The Fourier Transformation that I made : $$ \Im(f(x))= \int_{-\infty} ^{\infty} f(x) e^{-i2\pi ux} dx = \int_{-\infty} ^{\infty} e^{i2\pi ax} e^{-i2\pi ux} dx = \int_{-\infty} ^{\infty} e^{-i2\pi x(u-a)} dx $$
And stuck here. I think it should be equal to $\delta(u-a)$, but how can I continue and show that?
On
First of all, your function is not integrable so you have to compute the Fourier transform in a distributional sense. On the other hand, for any function $\varphi$ in the Schwartz space we can apply the definition of distributional Fourier transform and the inversion formula to get
$$\mathcal{F}(e^{2\pi iax})(\varphi)=\int_\mathbb{R} e^{2\pi iax}\mathcal{F}(\varphi)(x)dx=\varphi(a)=\delta_a \left(\varphi\right)$$.
Then $\mathcal{F}(e^{2\pi iax})=\delta_a$ as distributions.
We know that \begin{equation} \int_{-\infty}^{\infty} \delta(u-a) e^{2 \pi u x} du = e^{2 \pi a x} = f(x) \end{equation} So $F(u) = \delta(u-a)$ is the Fourier transform, i.e. \begin{equation} \int_{-\infty}^{\infty} f(x) e^{-2 \pi u x} dx = \delta(u-a) \end{equation}

## Dataset content

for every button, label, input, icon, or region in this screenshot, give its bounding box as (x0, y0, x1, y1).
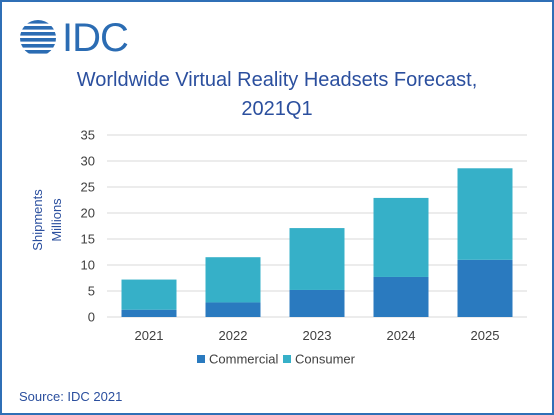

## Set exercise
Can you reproduce the whole Fourier transform thread word for word? You won't need the material to do this.

## Response to the exercise
The Fourier Transformation that I made : $$ \Im(f(x))= \int_{-\infty} ^{\infty} f(x) e^{-i2\pi ux} dx = \int_{-\infty} ^{\infty} e^{i2\pi ax} e^{-i2\pi ux} dx = \int_{-\infty} ^{\infty} e^{-i2\pi x(u-a)} dx $$
And stuck here. I think it should be equal to $\delta(u-a)$, but how can I continue and show that?
On
First of all, your function is not integrable so you have to compute the Fourier transform in a distributional sense. On the other hand, for any function $\varphi$ in the Schwartz space we can apply the definition of distributional Fourier transform and the inversion formula to get
$$\mathcal{F}(e^{2\pi iax})(\varphi)=\int_\mathbb{R} e^{2\pi iax}\mathcal{F}(\varphi)(x)dx=\varphi(a)=\delta_a \left(\varphi\right)$$.
Then $\mathcal{F}(e^{2\pi iax})=\delta_a$ as distributions.
We know that \begin{equation} \int_{-\infty}^{\infty} \delta(u-a) e^{2 \pi u x} du = e^{2 \pi a x} = f(x) \end{equation} So $F(u) = \delta(u-a)$ is the Fourier transform, i.e. \begin{equation} \int_{-\infty}^{\infty} f(x) e^{-2 \pi u x} dx = \delta(u-a) \end{equation}